**Directions:**
A – In the article on cancer care payment reform, how many patients did the three-year MD Anderson pilot enroll?
B – Update the article on cancer care payment reform by rewriting everything from "In an experiment" down to "at MD Anderson." with "bundled pricing" replaced by "episode-based pricing".
C – Continue the article on cancer care payment reform, picking up after its final sentence.

**Selected extract:**
Ultimately, cancer care in the United States will be paid for using episode-of-care payments. Maybe. Probably. Eventually.

There is a lot of heavy lifting between now and then, but many of those who think about cancer care payment reform for a living see episode payments as the finish line.

“I do see a place in the future where we’re predominantly paying cancer on episodes of care,” says Michael Kolodziej, MD, a medical oncologist who has worked on both the provider and payer sides of oncology.

What episode-of-care—or bundled—payments for cancer care will look like is not at all clear. Lindsay Conway, managing director at the Advisory Board, thinks that the University of Texas MD Anderson Cancer Center’s pilot with UnitedHealthcare sets a good example.

In an experiment limited to patients with head and neck cancers, UnitedHealthcare made a single annual payment to MD Anderson for all inpatient and outpatient care provided to a patient.

“Best of all, the patient receives just one bill for all of the care—surgery, radiation, chemo, or anything else—that they receive across the course of a year,” Conway says. “I love this because it’s high quality, it’s efficient, and it is patient-centered in a way that we haven’t seen from other models.”

Thomas W. Feeley, MD

“We believe bundled pricing is the way all of health care should be paid for,” says Thomas W. Feeley, MD, head of the Institute for Cancer Care Innovation at MD Anderson.

Thomas W. Feeley, MD, head of the Institute for Cancer Care Innovation at MD Anderson and a senior fellow at the Harvard Business School, likes it too. The three-year pilot, which is wrapping up this year, enrolled 88 patients.

“We consider this a success, and we’d like to see more of it,” Feeley says. “We believe bundled pricing is the way all of health care should be paid for.”

The pilot received a lot of attention when it was announced in 2014, but no other insurers approached MD Anderson in search of their own bundled payment deal. “We have reached out to United to see what they might want to do next, and frankly, we just haven’t heard,” he says. “It’s not for a lack of willingness on our part.”

Kolodziej, national medical director for managed care strategy at Flatiron Health, thinks MD Anderson’s pilot with UnitedHealthcare is too limited for there to be any strong takeaways. For one thing, MD Anderson is a powerhouse, an exception that can’t be used to prove the rule; for another, the pilot focused on such a small subset of patients that its applicability to a broader patient population is unclear.

UnitedHealthcare has another episode-payment initiative—this one is limited to medical oncologists—that also appears to hold promise. In a pilot that ran from 2009 to 2012, five community oncology practices were paid a single fee, in lieu of any drug margin, to treat their patients with breast cancer and colon cancer. The pilot practices reduced the total cost of care for those patients by more than a third. Since then, five other oncology practices have joined UnitedHealthcare’s episode program, which now includes more than 650 oncologists, according to the insurer.

**Dataset records:**

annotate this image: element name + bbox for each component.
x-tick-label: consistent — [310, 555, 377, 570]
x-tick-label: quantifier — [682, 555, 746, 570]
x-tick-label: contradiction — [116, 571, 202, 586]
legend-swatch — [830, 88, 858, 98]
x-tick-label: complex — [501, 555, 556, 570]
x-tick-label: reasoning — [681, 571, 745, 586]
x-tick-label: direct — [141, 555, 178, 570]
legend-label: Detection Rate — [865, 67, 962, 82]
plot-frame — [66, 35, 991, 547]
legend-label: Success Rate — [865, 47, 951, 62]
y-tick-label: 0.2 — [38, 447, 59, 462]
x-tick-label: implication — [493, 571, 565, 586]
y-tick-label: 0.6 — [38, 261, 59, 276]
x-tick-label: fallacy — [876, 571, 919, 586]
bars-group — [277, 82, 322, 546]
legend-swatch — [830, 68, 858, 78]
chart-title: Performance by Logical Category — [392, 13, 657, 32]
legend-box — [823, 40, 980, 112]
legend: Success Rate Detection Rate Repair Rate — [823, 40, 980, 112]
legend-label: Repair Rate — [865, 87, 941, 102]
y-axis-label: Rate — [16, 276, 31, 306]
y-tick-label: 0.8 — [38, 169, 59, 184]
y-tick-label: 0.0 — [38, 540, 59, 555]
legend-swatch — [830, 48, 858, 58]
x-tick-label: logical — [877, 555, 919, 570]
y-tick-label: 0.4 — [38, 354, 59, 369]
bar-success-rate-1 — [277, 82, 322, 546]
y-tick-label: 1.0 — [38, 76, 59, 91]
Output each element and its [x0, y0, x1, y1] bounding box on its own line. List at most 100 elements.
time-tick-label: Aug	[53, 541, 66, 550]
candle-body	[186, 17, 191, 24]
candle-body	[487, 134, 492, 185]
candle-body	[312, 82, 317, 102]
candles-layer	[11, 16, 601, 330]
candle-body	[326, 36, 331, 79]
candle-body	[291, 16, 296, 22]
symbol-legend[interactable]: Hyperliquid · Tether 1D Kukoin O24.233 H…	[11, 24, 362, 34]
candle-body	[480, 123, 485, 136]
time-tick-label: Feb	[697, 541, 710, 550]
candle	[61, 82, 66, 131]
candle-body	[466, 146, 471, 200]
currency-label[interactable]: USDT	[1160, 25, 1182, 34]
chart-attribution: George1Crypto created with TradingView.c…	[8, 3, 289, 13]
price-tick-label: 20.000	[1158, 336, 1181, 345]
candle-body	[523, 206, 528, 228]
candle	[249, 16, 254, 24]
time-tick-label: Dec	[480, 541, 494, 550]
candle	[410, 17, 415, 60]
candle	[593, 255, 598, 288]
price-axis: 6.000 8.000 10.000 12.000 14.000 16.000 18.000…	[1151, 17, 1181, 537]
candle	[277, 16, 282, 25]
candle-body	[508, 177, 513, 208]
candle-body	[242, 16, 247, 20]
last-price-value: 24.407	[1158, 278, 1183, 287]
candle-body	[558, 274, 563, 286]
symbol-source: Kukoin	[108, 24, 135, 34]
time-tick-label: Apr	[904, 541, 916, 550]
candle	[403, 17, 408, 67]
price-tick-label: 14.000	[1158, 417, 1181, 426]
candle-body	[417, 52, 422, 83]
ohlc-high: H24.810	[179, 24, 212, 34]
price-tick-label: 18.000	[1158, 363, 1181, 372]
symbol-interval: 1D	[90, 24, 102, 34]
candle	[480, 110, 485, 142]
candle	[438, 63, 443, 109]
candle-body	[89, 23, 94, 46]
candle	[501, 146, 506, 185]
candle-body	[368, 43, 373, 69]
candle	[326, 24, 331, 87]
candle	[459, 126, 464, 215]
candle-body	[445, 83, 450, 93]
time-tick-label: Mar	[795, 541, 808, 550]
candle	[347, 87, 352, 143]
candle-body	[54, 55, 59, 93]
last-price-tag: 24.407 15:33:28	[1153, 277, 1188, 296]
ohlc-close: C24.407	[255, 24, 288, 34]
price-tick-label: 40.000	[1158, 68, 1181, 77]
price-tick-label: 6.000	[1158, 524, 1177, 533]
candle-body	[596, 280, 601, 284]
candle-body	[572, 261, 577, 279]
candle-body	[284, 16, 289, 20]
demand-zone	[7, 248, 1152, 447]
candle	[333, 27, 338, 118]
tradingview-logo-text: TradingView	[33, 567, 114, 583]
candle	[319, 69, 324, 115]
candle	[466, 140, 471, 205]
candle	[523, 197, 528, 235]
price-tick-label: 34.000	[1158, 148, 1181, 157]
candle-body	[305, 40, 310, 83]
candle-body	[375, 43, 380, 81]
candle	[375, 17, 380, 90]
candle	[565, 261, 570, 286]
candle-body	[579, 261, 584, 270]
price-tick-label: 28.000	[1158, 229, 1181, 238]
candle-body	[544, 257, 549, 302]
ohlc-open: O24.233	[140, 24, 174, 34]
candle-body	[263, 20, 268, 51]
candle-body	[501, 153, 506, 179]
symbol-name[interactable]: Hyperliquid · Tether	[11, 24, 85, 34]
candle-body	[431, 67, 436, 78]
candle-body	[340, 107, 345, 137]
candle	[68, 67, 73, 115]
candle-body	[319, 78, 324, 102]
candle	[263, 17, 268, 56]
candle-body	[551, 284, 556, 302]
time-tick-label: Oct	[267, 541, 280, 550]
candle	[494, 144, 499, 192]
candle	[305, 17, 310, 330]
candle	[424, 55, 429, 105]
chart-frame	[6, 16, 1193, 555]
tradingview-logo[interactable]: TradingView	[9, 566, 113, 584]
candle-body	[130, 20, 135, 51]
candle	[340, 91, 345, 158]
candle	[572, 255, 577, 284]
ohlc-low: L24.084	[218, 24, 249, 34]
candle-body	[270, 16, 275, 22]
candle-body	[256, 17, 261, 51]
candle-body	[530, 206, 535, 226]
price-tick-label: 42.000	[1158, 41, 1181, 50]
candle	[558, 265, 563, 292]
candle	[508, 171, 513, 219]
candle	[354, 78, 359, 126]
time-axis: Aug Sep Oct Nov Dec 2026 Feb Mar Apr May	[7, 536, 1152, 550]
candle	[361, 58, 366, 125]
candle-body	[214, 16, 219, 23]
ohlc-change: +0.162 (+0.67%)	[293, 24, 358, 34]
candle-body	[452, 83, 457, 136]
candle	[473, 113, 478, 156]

**Exercise answers:**
A – 88 patients

B –
In an experiment limited to patients with head and neck cancers, UnitedHealthcare made a single annual payment to MD Anderson for all inpatient and outpatient care provided to a patient.

“Best of all, the patient receives just one bill for all of the care—surgery, radiation, chemo, or anything else—that they receive across the course of a year,” Conway says. “I love this because it’s high quality, it’s efficient, and it is patient-centered in a way that we haven’t seen from other models.”

Thomas W. Feeley, MD

“We believe episode-based pricing is the way all of health care should be paid for,” says Thomas W. Feeley, MD, head of the Institute for Cancer Care Innovation at MD Anderson.

C –
Meanwhile, Horizon Blue Cross Blue Shield of New Jersey’s episode-of-care program for breast cancer is going well enough that the insurer will expand to other cancer types in the near future, says Lili Brillstein, director of the insurer’s new models and episodes of care program.

In late 2014, Horizon contracted with Regional Cancer Care Associates, a multistate practice based in New Jersey, for the novel payment system. Horizon’s program works like many current bundled payment programs. Providers are paid using standard fee-for-service reimbursement during the patient’s treatment. Once the episode is over, a retrospective review determines whether quality metrics were met and if expenditures were less than projected, which would result in shared savings to the provider.

Horizon’s episode payment program is supported by a data platform that categorizes a patient’s cancer by molecular subtype. The information decreases the likelihood that time and money will be wasted on treatments that are not likely to work. The missing link for successful reform of cancer care payment is putting that kind of information into the hands of clinicians, Kolodziej says. His enthusiasm for CMS’s Oncology Payment Model has more to do with the data that can be assembled from the 200 participating practices submitting quality measures and patient clinical data than the payment reform model itself.

“In the U.S., those data don’t exist,” he says. “That could be paradigm shifting, really.”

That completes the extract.